(Collected data)

-*-

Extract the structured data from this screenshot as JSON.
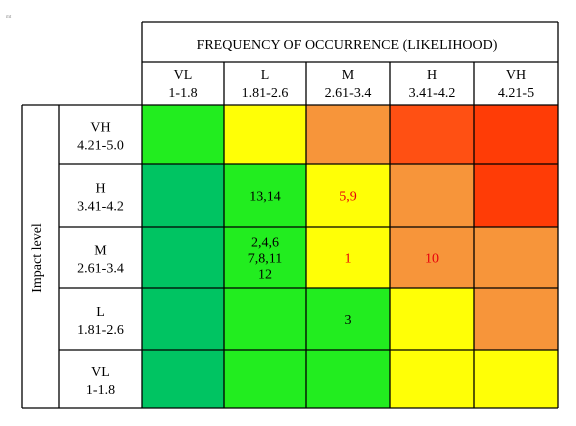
{
  "chart_data": {
    "type": "heatmap",
    "title": "FREQUENCY OF OCCURRENCE (LIKELIHOOD)",
    "ylabel": "Impact level",
    "columns": [
      {
        "code": "VL",
        "range": "1-1.8"
      },
      {
        "code": "L",
        "range": "1.81-2.6"
      },
      {
        "code": "M",
        "range": "2.61-3.4"
      },
      {
        "code": "H",
        "range": "3.41-4.2"
      },
      {
        "code": "VH",
        "range": "4.21-5"
      }
    ],
    "rows": [
      {
        "code": "VH",
        "range": "4.21-5.0"
      },
      {
        "code": "H",
        "range": "3.41-4.2"
      },
      {
        "code": "M",
        "range": "2.61-3.4"
      },
      {
        "code": "L",
        "range": "1.81-2.6"
      },
      {
        "code": "VL",
        "range": "1-1.8"
      }
    ],
    "colors": {
      "darkgreen": "#00c462",
      "green": "#22ed1f",
      "yellow": "#ffff06",
      "orange": "#f7953a",
      "redorange": "#ff5013",
      "red": "#ff3c06"
    },
    "cells": [
      [
        {
          "color": "green",
          "lines": []
        },
        {
          "color": "yellow",
          "lines": []
        },
        {
          "color": "orange",
          "lines": []
        },
        {
          "color": "redorange",
          "lines": []
        },
        {
          "color": "red",
          "lines": []
        }
      ],
      [
        {
          "color": "darkgreen",
          "lines": []
        },
        {
          "color": "green",
          "lines": [
            "13,14"
          ],
          "text_color": "black"
        },
        {
          "color": "yellow",
          "lines": [
            "5,9"
          ],
          "text_color": "red"
        },
        {
          "color": "orange",
          "lines": []
        },
        {
          "color": "red",
          "lines": []
        }
      ],
      [
        {
          "color": "darkgreen",
          "lines": []
        },
        {
          "color": "green",
          "lines": [
            "2,4,6",
            "7,8,11",
            "12"
          ],
          "text_color": "black"
        },
        {
          "color": "yellow",
          "lines": [
            "1"
          ],
          "text_color": "red"
        },
        {
          "color": "orange",
          "lines": [
            "10"
          ],
          "text_color": "red"
        },
        {
          "color": "orange",
          "lines": []
        }
      ],
      [
        {
          "color": "darkgreen",
          "lines": []
        },
        {
          "color": "green",
          "lines": []
        },
        {
          "color": "green",
          "lines": [
            "3"
          ],
          "text_color": "black"
        },
        {
          "color": "yellow",
          "lines": []
        },
        {
          "color": "orange",
          "lines": []
        }
      ],
      [
        {
          "color": "darkgreen",
          "lines": []
        },
        {
          "color": "green",
          "lines": []
        },
        {
          "color": "green",
          "lines": []
        },
        {
          "color": "yellow",
          "lines": []
        },
        {
          "color": "yellow",
          "lines": []
        }
      ]
    ]
  }
}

-*-

Working from the material above, transcribe it exactly while omitting pictures.

## Answer to this task
Extract the structured data from this screenshot as JSON.
{
  "chart_data": {
    "type": "heatmap",
    "title": "FREQUENCY OF OCCURRENCE (LIKELIHOOD)",
    "ylabel": "Impact level",
    "columns": [
      {
        "code": "VL",
        "range": "1-1.8"
      },
      {
        "code": "L",
        "range": "1.81-2.6"
      },
      {
        "code": "M",
        "range": "2.61-3.4"
      },
      {
        "code": "H",
        "range": "3.41-4.2"
      },
      {
        "code": "VH",
        "range": "4.21-5"
      }
    ],
    "rows": [
      {
        "code": "VH",
        "range": "4.21-5.0"
      },
      {
        "code": "H",
        "range": "3.41-4.2"
      },
      {
        "code": "M",
        "range": "2.61-3.4"
      },
      {
        "code": "L",
        "range": "1.81-2.6"
      },
      {
        "code": "VL",
        "range": "1-1.8"
      }
    ],
    "colors": {
      "darkgreen": "#00c462",
      "green": "#22ed1f",
      "yellow": "#ffff06",
      "orange": "#f7953a",
      "redorange": "#ff5013",
      "red": "#ff3c06"
    },
    "cells": [
      [
        {
          "color": "green",
          "lines": []
        },
        {
          "color": "yellow",
          "lines": []
        },
        {
          "color": "orange",
          "lines": []
        },
        {
          "color": "redorange",
          "lines": []
        },
        {
          "color": "red",
          "lines": []
        }
      ],
      [
        {
          "color": "darkgreen",
          "lines": []
        },
        {
          "color": "green",
          "lines": [
            "13,14"
          ],
          "text_color": "black"
        },
        {
          "color": "yellow",
          "lines": [
            "5,9"
          ],
          "text_color": "red"
        },
        {
          "color": "orange",
          "lines": []
        },
        {
          "color": "red",
          "lines": []
        }
      ],
      [
        {
          "color": "darkgreen",
          "lines": []
        },
        {
          "color": "green",
          "lines": [
            "2,4,6",
            "7,8,11",
            "12"
          ],
          "text_color": "black"
        },
        {
          "color": "yellow",
          "lines": [
            "1"
          ],
          "text_color": "red"
        },
        {
          "color": "orange",
          "lines": [
            "10"
          ],
          "text_color": "red"
        },
        {
          "color": "orange",
          "lines": []
        }
      ],
      [
        {
          "color": "darkgreen",
          "lines": []
        },
        {
          "color": "green",
          "lines": []
        },
        {
          "color": "green",
          "lines": [
            "3"
          ],
          "text_color": "black"
        },
        {
          "color": "yellow",
          "lines": []
        },
        {
          "color": "orange",
          "lines": []
        }
      ],
      [
        {
          "color": "darkgreen",
          "lines": []
        },
        {
          "color": "green",
          "lines": []
        },
        {
          "color": "green",
          "lines": []
        },
        {
          "color": "yellow",
          "lines": []
        },
        {
          "color": "yellow",
          "lines": []
        }
      ]
    ]
  }
}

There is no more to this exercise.